Live migration: "Disk of instance is too large" when using a volume stored on NFS

Bug #1356552 reported by Cyril Roelandt
12
This bug affects 2 people
Affects Status Importance Assigned to Milestone
OpenStack Compute (nova)
Fix Released
Undecided
Cyril Roelandt
Icehouse
Fix Released
Undecided
Unassigned
Juno
Fix Released
Undecided
John Griffith

Bug Description

When live-migrating an instance that has a Cinder volume (stored on NFS) attached, the operation fails if the volume size is bigger than the space left on the destination node. This should not happen, since this volume does not have to be migrated. Here is how to reproduce the bug on a cluster with one control node and two compute nodes, using the NFS backend of Cinder.

$ nova boot --flavor m1.tiny --image 173241e-babb-45c7-a35f-b9b62e8ced78 test_vm
...

$ nova volume-create --display-name test_volume 100
...
| id | 6b9e1d03-3f53-4454-add9-a8c32d82c7e6 |
...

$ nova volume-attach test_vm 6b9e1d03-3f53-4454-add9-a8c32d82c7e6 auto
...

$ nova show test_vm | grep OS-EXT-SRV-ATTR:host
| OS-EXT-SRV-ATTR:host | t1-cpunode0 |

$ nova service-list | grep nova-compute
| nova-compute | t1-cpunode0 | nova | enabled | up | 2014-08-13T19:14:40.000000 | - |
| nova-compute | t1-cpunode1 | nova | enabled | up | 2014-08-13T19:14:41.000000 | - |

Now, let's say I want to live-migrate test_vm to t1-cpunode1:

$ nova live-migration --block-migrate test_vm t1-cpunode1
ERROR: Migration pre-check error: Unable to migrate a0d9c991-7931-4710-8684-282b1df4cca6: Disk of instance is too large(available on destination host:46170898432 < need:108447924224) (HTTP 400) (Request-ID: req-b4f00867-df51-44be-8f97-577be385d536)

In nova/virt/libvirt/driver.py, _assert_dest_node_has_enough_disk() calls get_instance_disk_info(), which in turn, calls _get_instance_disk_info(). In this method, we see that volume devices are not taken into account when computing the amount of space needed to migrate an instance:

...
            if disk_type != 'file':
                LOG.debug('skipping %s since it looks like volume', path)

### STORED DATA
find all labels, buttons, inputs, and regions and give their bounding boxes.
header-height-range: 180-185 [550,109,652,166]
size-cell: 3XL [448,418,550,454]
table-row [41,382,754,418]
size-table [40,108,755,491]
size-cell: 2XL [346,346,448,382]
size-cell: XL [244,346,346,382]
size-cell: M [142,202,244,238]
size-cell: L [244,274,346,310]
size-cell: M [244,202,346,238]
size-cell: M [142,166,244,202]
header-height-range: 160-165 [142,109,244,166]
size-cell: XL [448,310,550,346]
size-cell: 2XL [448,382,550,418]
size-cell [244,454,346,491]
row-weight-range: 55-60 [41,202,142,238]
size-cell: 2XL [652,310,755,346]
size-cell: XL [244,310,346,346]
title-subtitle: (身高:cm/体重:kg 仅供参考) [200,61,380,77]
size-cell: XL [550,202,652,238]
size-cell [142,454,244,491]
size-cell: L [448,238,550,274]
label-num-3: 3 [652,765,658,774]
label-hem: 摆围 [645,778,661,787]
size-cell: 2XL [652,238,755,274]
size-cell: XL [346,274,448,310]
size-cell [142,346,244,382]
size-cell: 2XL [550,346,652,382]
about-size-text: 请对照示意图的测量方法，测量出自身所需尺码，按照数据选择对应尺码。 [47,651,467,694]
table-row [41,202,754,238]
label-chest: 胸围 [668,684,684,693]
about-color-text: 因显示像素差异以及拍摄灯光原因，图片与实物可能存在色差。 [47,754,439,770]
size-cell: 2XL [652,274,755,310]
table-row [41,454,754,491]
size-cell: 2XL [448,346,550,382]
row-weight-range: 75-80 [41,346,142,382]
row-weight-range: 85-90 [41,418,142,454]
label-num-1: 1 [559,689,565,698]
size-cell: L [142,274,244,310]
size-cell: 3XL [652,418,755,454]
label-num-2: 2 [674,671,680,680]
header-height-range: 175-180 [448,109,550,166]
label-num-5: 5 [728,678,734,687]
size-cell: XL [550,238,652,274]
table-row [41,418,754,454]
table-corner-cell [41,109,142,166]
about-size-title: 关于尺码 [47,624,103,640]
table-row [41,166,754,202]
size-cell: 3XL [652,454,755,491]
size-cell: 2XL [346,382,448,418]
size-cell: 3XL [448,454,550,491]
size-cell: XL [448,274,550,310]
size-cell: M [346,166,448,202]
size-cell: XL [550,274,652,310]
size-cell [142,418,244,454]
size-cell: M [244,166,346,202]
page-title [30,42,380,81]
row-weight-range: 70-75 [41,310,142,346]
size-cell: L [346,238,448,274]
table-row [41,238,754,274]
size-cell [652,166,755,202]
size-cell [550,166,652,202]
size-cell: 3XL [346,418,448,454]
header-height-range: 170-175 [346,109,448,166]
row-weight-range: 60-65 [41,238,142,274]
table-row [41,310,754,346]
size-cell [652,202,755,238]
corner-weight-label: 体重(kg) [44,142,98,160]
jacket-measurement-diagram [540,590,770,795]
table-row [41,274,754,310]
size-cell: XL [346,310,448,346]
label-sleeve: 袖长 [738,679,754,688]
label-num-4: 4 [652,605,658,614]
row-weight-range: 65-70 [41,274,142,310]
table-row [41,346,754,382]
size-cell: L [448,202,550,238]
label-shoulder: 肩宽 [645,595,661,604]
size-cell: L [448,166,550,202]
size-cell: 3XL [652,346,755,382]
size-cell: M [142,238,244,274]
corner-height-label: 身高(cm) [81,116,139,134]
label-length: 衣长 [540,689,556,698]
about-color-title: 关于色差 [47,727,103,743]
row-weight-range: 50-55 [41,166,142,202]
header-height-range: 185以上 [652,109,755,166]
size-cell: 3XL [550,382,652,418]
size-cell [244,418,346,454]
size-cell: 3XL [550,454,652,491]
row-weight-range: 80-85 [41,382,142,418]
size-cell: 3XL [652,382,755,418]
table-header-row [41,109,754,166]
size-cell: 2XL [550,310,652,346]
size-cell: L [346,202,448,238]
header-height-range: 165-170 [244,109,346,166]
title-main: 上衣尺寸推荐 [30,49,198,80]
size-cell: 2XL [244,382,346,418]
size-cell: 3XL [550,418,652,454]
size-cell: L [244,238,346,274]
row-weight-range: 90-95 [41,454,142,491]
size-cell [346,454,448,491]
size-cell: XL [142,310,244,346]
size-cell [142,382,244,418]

### PROBLEMS TO WORK ON
a – Retype the part of the live-migration bug report from "Bug Description" up to and including "backend of Cinder.".
b – Continue the live-migration bug report from its last line.

### EXERCISE RESULTS
a –
Bug Description

When live-migrating an instance that has a Cinder volume (stored on NFS) attached, the operation fails if the volume size is bigger than the space left on the destination node. This should not happen, since this volume does not have to be migrated. Here is how to reproduce the bug on a cluster with one control node and two compute nodes, using the NFS backend of Cinder.

b –
                continue

            if target in volume_devices:
                LOG.debug('skipping disk %(path)s (%(target)s) as it is a '
                          'volume', {'path': path, 'target': target})
                continue
...

But for some reason, we never get into these conditions.

If we ssh the compute where the instance currently lies, we can get more information about it:

$ virsh dumpxml 11
...
    <disk type='file' device='disk'>
      <driver name='qemu' type='raw' cache='none'/>
      <source file='/var/lib/nova/mnt/84751739e625d0ea9609a65dd9c0a6f1/volume-6b9e1d03-3f53-4454-add9-a8c32d82c7e6'/>
      <target dev='vdb' bus='virtio'/>
      <serial>6b9e1d03-3f53-4454-add9-a8c32d82c7e6</serial>
      <alias name='virtio-disk1'/>
      <address type='pci' domain='0x0000' bus='0x00' slot='0x07' function='0x0'/>
    </disk>
...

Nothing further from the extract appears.